TASK INPUT:
※ ※ ※

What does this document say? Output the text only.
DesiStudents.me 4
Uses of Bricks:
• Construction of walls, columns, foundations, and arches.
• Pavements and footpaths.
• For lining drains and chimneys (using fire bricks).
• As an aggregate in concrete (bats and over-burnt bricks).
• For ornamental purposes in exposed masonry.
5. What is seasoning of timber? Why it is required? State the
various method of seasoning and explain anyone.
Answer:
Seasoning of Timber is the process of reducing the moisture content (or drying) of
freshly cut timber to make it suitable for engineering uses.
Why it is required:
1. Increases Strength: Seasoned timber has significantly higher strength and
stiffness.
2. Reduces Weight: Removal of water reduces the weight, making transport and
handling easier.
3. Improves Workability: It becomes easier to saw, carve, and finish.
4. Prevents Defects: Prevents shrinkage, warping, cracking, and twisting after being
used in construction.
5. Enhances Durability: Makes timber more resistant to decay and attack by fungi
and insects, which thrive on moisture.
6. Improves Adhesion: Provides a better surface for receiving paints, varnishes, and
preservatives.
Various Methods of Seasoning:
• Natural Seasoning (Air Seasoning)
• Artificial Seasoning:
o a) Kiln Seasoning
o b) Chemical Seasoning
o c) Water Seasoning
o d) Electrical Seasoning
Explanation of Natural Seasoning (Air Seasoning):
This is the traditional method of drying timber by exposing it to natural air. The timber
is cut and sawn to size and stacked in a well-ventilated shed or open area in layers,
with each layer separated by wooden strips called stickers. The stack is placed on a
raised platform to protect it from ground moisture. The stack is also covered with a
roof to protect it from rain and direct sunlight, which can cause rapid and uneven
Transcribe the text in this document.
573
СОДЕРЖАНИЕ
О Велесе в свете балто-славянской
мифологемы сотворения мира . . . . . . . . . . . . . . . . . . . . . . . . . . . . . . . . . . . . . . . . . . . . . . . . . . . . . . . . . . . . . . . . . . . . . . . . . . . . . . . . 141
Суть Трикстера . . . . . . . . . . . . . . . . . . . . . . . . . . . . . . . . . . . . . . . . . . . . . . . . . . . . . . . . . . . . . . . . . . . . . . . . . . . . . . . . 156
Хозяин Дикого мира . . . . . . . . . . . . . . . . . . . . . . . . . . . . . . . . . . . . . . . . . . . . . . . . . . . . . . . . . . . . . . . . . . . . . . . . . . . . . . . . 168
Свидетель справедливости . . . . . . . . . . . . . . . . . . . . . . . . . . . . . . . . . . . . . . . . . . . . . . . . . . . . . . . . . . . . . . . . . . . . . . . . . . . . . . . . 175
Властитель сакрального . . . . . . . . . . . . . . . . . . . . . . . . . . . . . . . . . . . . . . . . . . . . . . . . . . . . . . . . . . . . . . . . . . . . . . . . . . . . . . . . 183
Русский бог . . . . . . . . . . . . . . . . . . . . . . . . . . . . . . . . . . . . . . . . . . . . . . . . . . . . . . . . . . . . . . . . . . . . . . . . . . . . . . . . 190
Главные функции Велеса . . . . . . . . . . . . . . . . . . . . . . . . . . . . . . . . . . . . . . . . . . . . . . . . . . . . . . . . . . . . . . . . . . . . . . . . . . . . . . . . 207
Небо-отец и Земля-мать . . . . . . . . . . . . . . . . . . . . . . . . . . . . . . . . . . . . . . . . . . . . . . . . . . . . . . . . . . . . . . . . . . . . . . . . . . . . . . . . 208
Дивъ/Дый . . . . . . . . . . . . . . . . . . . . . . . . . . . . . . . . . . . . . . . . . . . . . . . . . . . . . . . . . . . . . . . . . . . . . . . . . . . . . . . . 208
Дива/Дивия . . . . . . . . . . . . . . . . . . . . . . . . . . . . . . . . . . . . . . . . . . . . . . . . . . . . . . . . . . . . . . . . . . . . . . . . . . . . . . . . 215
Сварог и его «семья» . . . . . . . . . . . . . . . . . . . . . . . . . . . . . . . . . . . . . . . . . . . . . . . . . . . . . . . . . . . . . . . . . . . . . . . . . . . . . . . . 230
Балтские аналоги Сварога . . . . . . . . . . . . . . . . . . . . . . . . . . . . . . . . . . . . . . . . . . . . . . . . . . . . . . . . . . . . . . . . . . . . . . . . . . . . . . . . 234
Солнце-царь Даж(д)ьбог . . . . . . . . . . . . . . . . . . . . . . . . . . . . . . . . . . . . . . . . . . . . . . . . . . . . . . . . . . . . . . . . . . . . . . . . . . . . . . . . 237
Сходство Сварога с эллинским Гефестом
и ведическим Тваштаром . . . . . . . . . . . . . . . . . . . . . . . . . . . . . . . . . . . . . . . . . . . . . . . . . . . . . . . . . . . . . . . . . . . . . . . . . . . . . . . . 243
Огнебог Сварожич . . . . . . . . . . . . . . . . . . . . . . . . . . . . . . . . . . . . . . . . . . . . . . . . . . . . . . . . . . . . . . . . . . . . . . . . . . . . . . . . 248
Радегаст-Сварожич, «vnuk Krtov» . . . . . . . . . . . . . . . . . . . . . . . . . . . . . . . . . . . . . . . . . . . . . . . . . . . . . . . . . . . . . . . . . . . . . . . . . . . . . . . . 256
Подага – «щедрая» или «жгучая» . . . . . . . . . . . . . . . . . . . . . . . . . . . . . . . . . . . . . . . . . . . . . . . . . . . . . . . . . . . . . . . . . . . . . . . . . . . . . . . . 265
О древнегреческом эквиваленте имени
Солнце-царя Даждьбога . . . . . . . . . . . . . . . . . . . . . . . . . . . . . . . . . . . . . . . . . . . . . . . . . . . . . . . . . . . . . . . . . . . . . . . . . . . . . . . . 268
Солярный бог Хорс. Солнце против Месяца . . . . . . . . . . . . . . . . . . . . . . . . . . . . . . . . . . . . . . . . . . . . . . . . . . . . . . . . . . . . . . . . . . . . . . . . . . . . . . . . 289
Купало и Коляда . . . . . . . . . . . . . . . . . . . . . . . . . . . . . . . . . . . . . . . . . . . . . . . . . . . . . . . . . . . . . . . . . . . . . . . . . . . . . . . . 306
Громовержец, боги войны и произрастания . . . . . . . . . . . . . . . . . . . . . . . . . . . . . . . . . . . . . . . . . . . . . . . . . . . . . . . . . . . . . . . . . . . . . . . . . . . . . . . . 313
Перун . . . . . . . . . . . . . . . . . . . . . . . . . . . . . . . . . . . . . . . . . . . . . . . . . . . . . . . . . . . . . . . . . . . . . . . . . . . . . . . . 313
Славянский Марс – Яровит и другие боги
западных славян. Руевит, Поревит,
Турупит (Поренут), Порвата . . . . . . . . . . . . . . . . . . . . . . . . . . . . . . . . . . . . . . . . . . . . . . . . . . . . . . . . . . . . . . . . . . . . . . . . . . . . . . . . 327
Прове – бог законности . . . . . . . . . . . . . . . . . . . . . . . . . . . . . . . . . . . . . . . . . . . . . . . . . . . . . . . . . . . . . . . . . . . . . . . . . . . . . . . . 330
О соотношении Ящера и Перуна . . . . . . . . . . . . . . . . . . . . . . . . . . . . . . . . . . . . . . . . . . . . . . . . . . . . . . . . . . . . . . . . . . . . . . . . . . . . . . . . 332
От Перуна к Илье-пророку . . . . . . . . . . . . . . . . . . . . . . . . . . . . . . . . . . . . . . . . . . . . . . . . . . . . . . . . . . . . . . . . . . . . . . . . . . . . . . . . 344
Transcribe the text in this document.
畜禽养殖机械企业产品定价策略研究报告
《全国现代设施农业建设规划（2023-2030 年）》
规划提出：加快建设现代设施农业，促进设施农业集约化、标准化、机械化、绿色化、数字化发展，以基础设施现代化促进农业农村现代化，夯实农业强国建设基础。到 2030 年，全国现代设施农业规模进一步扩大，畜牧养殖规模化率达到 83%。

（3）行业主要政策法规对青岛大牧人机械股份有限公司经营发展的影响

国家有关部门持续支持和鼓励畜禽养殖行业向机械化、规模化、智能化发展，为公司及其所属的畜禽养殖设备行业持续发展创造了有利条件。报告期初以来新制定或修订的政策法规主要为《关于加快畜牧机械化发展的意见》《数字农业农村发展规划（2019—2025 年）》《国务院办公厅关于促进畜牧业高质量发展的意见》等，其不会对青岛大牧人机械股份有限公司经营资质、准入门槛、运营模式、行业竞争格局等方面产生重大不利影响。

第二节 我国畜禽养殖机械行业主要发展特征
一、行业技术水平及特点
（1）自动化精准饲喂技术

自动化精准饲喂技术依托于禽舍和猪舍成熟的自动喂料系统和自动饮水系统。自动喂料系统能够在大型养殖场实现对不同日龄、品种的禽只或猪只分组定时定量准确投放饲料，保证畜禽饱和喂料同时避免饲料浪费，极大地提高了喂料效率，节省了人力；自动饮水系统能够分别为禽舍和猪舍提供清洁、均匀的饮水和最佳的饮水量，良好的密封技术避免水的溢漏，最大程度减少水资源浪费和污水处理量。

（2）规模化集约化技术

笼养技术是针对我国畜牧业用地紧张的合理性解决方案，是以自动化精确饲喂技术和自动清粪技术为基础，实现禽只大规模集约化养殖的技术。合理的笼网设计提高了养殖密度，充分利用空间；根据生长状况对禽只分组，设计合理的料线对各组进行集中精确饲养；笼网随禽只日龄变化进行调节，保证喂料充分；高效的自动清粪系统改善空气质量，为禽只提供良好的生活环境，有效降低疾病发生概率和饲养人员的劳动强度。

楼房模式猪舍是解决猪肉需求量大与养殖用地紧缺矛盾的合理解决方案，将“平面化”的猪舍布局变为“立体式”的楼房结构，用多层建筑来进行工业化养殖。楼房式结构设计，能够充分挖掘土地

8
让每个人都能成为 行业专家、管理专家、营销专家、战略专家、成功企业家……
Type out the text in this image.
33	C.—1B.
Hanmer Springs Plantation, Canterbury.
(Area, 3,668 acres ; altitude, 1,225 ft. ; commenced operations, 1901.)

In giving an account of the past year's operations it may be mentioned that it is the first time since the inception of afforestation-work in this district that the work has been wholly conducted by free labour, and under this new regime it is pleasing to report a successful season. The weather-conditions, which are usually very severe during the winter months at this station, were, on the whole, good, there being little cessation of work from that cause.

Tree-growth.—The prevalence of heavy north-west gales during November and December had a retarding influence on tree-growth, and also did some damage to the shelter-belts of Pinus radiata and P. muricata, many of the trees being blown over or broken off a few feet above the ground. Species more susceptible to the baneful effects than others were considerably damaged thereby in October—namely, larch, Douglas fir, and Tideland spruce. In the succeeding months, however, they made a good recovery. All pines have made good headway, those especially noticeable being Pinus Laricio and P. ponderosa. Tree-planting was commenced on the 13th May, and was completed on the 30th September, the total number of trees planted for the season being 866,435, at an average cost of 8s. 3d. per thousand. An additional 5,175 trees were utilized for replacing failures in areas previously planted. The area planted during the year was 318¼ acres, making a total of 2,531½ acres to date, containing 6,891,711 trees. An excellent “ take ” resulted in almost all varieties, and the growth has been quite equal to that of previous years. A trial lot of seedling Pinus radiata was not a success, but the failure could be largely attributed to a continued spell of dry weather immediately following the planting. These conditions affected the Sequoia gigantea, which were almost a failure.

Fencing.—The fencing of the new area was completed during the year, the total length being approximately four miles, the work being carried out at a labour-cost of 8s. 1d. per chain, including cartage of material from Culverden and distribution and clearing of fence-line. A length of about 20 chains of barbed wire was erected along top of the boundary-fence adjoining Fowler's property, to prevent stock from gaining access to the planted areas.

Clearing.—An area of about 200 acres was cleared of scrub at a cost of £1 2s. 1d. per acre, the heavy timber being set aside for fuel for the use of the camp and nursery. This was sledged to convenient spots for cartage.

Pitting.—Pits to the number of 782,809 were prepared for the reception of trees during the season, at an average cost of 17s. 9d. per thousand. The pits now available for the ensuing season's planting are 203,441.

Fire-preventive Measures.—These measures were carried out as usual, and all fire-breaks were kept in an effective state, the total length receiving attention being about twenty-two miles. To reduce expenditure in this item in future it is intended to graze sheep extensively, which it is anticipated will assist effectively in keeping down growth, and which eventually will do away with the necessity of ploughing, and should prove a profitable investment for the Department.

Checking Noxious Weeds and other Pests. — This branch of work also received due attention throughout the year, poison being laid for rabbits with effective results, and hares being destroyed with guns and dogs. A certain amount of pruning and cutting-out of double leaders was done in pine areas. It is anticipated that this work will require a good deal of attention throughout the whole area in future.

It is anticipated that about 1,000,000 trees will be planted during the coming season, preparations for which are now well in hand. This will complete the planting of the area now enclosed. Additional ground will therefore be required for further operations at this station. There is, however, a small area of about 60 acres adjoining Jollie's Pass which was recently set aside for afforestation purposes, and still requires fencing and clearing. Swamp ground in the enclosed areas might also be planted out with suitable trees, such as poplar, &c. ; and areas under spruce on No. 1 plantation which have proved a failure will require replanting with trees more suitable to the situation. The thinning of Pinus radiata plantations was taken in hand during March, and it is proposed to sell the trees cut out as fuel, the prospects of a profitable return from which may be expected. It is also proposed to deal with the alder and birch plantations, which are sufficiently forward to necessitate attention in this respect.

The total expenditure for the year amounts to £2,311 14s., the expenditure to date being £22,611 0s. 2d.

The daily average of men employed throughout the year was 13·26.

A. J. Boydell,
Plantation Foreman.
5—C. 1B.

※ ※ ※

WORK TO DO: In the records, locate each line holding the string "cause" and copy it.

SOLVED PROBLEM:
roof to protect it from rain and direct sunlight, which can cause rapid and uneven
In giving an account of the past year's operations it may be mentioned that it is the first time since the inception of afforestation-work in this district that the work has been wholly conducted by free labour, and under this new regime it is pleasing to report a successful season. The weather-conditions, which are usually very severe during the winter months at this station, were, on the whole, good, there being little cessation of work from that cause.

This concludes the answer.